What the task asks
Where the string "immtestcu" occurs in the material below, report the whole line.

Input data

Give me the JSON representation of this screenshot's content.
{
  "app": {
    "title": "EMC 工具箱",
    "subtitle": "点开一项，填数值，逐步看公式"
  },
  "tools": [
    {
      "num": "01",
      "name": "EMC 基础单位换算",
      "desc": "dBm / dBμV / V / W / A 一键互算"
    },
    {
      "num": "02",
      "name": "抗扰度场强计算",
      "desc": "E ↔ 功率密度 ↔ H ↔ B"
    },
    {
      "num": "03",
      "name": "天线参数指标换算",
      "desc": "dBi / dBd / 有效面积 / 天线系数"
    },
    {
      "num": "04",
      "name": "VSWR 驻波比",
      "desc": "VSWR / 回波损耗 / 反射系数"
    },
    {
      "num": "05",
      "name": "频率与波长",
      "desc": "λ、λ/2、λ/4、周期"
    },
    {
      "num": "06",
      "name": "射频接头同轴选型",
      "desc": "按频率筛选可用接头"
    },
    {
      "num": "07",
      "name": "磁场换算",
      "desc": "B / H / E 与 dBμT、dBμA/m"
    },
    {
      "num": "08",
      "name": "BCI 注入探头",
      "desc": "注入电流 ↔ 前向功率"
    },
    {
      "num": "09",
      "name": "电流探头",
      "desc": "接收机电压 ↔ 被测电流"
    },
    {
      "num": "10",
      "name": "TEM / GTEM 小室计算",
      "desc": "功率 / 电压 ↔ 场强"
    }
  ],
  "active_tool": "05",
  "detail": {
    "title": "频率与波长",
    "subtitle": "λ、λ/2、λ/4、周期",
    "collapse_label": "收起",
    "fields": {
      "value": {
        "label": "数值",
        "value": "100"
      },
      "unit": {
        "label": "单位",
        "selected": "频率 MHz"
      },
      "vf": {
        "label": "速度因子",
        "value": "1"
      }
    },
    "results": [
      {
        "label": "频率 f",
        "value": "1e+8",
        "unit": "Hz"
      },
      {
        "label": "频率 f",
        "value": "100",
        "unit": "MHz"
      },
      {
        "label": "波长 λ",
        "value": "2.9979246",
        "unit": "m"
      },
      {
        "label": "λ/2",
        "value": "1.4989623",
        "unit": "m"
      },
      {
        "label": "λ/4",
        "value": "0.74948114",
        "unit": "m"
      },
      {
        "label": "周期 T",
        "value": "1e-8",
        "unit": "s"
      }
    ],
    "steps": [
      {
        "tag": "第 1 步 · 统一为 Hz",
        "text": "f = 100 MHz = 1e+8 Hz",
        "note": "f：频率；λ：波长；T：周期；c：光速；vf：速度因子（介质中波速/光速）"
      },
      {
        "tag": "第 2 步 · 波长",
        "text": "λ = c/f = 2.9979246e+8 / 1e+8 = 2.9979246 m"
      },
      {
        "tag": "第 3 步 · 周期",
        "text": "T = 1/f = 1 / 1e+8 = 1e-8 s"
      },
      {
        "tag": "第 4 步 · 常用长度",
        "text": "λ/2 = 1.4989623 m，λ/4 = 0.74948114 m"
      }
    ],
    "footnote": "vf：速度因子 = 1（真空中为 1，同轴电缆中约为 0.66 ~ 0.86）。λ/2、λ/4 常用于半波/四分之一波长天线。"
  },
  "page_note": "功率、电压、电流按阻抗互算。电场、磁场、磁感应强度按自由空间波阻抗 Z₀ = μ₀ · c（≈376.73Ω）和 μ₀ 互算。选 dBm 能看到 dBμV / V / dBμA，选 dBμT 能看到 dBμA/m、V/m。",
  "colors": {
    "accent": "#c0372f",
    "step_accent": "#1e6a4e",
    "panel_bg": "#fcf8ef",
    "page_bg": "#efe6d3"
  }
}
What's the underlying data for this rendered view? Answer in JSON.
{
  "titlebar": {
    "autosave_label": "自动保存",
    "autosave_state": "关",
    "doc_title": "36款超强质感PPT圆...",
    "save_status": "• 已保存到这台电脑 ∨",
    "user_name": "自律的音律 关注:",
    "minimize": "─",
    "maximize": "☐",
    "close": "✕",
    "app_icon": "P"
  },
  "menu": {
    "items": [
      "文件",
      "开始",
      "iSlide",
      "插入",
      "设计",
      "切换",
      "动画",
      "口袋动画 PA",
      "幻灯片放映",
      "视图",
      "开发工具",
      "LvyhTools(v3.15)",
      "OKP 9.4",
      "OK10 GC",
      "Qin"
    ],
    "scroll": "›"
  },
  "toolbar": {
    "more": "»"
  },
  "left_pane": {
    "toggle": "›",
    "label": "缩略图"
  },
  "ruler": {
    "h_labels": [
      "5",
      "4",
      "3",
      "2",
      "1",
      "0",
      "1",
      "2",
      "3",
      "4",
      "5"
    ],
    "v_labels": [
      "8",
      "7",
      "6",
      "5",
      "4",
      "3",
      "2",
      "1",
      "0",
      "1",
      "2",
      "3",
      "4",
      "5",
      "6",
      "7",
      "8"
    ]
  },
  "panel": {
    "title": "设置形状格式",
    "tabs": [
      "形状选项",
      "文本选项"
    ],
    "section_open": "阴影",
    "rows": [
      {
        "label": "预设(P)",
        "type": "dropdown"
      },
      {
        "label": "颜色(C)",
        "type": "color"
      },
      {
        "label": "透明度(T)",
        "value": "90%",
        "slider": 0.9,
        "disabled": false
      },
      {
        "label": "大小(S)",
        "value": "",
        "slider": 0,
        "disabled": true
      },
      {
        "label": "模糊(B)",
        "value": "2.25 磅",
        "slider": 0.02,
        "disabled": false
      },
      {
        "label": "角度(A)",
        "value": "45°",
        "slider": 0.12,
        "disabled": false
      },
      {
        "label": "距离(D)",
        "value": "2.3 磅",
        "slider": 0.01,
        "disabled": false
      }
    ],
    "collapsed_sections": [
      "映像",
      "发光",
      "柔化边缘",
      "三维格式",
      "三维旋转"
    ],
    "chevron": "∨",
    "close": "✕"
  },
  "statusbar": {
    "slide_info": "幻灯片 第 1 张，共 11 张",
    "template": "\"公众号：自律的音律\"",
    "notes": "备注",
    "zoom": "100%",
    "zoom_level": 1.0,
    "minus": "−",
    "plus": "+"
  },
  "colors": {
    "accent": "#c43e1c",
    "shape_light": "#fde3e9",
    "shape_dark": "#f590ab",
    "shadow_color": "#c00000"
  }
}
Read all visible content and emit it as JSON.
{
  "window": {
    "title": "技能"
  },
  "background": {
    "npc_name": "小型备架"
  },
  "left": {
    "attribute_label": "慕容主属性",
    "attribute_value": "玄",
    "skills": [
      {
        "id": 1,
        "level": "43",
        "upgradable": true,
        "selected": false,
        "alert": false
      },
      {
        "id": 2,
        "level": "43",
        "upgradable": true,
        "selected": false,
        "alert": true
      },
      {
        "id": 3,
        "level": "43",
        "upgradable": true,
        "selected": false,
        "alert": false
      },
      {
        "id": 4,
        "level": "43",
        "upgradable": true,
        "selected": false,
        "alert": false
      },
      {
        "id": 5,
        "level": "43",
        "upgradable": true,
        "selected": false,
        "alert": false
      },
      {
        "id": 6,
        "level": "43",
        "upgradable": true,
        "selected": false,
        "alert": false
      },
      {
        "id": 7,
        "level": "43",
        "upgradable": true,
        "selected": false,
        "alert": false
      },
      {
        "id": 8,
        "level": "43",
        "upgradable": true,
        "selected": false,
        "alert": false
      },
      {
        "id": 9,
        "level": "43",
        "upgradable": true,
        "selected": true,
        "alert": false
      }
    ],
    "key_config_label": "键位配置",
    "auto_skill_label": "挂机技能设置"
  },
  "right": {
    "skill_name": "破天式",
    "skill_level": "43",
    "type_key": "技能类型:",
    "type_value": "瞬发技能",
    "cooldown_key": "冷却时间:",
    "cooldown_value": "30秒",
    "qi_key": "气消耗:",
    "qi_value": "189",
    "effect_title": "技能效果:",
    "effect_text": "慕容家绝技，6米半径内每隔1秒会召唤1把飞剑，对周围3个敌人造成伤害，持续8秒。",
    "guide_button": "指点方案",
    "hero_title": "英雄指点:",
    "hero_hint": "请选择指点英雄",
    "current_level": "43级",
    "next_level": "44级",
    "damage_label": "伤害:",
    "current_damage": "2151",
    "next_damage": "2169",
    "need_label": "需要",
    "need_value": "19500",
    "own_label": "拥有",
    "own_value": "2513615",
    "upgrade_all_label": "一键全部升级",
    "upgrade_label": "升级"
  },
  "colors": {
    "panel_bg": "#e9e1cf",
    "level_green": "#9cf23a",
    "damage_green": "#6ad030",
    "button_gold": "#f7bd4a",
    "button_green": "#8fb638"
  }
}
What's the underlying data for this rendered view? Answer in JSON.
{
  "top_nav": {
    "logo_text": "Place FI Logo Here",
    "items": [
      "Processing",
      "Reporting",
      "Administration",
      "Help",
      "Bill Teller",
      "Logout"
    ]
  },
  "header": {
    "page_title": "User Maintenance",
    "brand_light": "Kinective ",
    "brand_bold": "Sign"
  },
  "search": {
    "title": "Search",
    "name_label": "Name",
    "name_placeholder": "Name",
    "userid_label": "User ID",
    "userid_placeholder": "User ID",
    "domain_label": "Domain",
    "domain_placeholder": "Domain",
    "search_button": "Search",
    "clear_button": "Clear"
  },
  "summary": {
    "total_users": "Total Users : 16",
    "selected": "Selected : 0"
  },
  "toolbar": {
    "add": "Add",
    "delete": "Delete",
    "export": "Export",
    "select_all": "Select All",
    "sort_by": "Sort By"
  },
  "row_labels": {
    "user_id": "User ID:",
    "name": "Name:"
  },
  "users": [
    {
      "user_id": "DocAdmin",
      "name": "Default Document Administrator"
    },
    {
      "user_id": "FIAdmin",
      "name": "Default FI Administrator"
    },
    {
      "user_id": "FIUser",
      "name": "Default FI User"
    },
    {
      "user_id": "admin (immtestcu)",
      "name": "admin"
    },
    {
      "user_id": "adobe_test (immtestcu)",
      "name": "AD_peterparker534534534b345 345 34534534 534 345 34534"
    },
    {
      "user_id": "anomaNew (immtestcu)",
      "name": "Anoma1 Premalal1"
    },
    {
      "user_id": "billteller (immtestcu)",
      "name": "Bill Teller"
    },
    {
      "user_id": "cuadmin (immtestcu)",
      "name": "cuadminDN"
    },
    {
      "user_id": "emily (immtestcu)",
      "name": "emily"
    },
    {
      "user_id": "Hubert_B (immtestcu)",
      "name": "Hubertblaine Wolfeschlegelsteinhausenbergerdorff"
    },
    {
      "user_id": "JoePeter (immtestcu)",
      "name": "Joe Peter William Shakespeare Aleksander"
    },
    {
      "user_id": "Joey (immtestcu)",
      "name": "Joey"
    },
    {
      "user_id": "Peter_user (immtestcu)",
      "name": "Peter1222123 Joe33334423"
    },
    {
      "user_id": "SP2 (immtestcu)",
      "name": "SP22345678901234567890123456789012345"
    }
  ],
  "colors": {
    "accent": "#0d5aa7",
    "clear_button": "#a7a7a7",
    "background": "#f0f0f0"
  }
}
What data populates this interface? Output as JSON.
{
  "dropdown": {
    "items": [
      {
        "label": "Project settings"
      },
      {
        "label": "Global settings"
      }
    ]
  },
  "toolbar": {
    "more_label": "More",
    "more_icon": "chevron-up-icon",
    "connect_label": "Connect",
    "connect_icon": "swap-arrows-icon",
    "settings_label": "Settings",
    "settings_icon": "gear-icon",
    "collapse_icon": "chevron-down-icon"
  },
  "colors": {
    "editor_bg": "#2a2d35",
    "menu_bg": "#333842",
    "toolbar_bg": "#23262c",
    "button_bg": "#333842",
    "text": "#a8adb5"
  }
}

Answer to this exercise
      "user_id": "admin (immtestcu)",
      "user_id": "adobe_test (immtestcu)",
      "user_id": "anomaNew (immtestcu)",
      "user_id": "billteller (immtestcu)",
      "user_id": "cuadmin (immtestcu)",
      "user_id": "emily (immtestcu)",
      "user_id": "Hubert_B (immtestcu)",
      "user_id": "JoePeter (immtestcu)",
      "user_id": "Joey (immtestcu)",
      "user_id": "Peter_user (immtestcu)",
      "user_id": "SP2 (immtestcu)",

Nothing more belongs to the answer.